(Given instruction) All entries are to be given again verbatim.

(Rows)
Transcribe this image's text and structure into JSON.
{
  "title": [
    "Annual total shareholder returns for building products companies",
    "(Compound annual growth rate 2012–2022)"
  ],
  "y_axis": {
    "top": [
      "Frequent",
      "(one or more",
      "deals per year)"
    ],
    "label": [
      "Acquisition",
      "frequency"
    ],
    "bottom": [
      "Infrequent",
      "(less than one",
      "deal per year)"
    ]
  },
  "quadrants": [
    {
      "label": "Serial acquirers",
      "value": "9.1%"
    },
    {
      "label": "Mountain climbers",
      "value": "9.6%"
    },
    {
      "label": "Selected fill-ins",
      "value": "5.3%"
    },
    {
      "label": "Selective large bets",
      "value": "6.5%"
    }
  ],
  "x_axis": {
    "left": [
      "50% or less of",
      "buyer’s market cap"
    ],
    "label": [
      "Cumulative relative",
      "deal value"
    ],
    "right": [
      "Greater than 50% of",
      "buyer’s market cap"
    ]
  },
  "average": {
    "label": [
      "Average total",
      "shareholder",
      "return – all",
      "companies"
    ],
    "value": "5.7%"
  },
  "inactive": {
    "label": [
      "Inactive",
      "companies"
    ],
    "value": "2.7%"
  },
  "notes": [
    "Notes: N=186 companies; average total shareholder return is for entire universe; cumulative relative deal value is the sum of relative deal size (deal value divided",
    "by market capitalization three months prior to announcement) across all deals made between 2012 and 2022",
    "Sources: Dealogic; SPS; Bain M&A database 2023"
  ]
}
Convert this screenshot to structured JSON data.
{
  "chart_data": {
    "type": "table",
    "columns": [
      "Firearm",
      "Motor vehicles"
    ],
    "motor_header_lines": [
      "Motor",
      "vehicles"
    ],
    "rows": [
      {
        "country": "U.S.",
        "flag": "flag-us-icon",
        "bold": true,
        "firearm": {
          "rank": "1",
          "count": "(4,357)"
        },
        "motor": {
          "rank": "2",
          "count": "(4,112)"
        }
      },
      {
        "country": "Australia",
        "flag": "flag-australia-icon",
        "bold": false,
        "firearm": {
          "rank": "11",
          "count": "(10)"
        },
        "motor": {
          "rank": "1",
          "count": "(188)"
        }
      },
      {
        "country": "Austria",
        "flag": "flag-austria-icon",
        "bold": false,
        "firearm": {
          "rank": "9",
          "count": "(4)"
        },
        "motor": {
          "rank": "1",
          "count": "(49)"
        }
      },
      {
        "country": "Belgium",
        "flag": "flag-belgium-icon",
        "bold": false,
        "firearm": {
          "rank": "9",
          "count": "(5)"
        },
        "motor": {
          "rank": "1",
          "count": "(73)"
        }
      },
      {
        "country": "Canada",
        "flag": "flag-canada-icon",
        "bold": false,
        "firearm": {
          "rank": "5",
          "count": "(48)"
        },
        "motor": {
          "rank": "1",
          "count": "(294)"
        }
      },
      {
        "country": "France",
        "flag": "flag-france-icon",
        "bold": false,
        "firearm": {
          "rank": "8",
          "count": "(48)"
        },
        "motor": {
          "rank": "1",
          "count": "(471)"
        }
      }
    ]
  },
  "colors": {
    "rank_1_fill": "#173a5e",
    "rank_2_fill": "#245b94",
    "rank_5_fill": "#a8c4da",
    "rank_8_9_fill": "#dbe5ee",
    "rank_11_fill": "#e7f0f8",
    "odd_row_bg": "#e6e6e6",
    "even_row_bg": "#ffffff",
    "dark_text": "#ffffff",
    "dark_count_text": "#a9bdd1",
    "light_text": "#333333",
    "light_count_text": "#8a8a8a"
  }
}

(Answer to this exercise)
Transcribe this image's text and structure into JSON.
{
  "title": [
    "Annual total shareholder returns for building products companies",
    "(Compound annual growth rate 2012–2022)"
  ],
  "y_axis": {
    "top": [
      "Frequent",
      "(one or more",
      "deals per year)"
    ],
    "label": [
      "Acquisition",
      "frequency"
    ],
    "bottom": [
      "Infrequent",
      "(less than one",
      "deal per year)"
    ]
  },
  "quadrants": [
    {
      "label": "Serial acquirers",
      "value": "9.1%"
    },
    {
      "label": "Mountain climbers",
      "value": "9.6%"
    },
    {
      "label": "Selected fill-ins",
      "value": "5.3%"
    },
    {
      "label": "Selective large bets",
      "value": "6.5%"
    }
  ],
  "x_axis": {
    "left": [
      "50% or less of",
      "buyer’s market cap"
    ],
    "label": [
      "Cumulative relative",
      "deal value"
    ],
    "right": [
      "Greater than 50% of",
      "buyer’s market cap"
    ]
  },
  "average": {
    "label": [
      "Average total",
      "shareholder",
      "return – all",
      "companies"
    ],
    "value": "5.7%"
  },
  "inactive": {
    "label": [
      "Inactive",
      "companies"
    ],
    "value": "2.7%"
  },
  "notes": [
    "Notes: N=186 companies; average total shareholder return is for entire universe; cumulative relative deal value is the sum of relative deal size (deal value divided",
    "by market capitalization three months prior to announcement) across all deals made between 2012 and 2022",
    "Sources: Dealogic; SPS; Bain M&A database 2023"
  ]
}
Convert this screenshot to structured JSON data.
{
  "chart_data": {
    "type": "table",
    "columns": [
      "Firearm",
      "Motor vehicles"
    ],
    "motor_header_lines": [
      "Motor",
      "vehicles"
    ],
    "rows": [
      {
        "country": "U.S.",
        "flag": "flag-us-icon",
        "bold": true,
        "firearm": {
          "rank": "1",
          "count": "(4,357)"
        },
        "motor": {
          "rank": "2",
          "count": "(4,112)"
        }
      },
      {
        "country": "Australia",
        "flag": "flag-australia-icon",
        "bold": false,
        "firearm": {
          "rank": "11",
          "count": "(10)"
        },
        "motor": {
          "rank": "1",
          "count": "(188)"
        }
      },
      {
        "country": "Austria",
        "flag": "flag-austria-icon",
        "bold": false,
        "firearm": {
          "rank": "9",
          "count": "(4)"
        },
        "motor": {
          "rank": "1",
          "count": "(49)"
        }
      },
      {
        "country": "Belgium",
        "flag": "flag-belgium-icon",
        "bold": false,
        "firearm": {
          "rank": "9",
          "count": "(5)"
        },
        "motor": {
          "rank": "1",
          "count": "(73)"
        }
      },
      {
        "country": "Canada",
        "flag": "flag-canada-icon",
        "bold": false,
        "firearm": {
          "rank": "5",
          "count": "(48)"
        },
        "motor": {
          "rank": "1",
          "count": "(294)"
        }
      },
      {
        "country": "France",
        "flag": "flag-france-icon",
        "bold": false,
        "firearm": {
          "rank": "8",
          "count": "(48)"
        },
        "motor": {
          "rank": "1",
          "count": "(471)"
        }
      }
    ]
  },
  "colors": {
    "rank_1_fill": "#173a5e",
    "rank_2_fill": "#245b94",
    "rank_5_fill": "#a8c4da",
    "rank_8_9_fill": "#dbe5ee",
    "rank_11_fill": "#e7f0f8",
    "odd_row_bg": "#e6e6e6",
    "even_row_bg": "#ffffff",
    "dark_text": "#ffffff",
    "dark_count_text": "#a9bdd1",
    "light_text": "#333333",
    "light_count_text": "#8a8a8a"
  }
}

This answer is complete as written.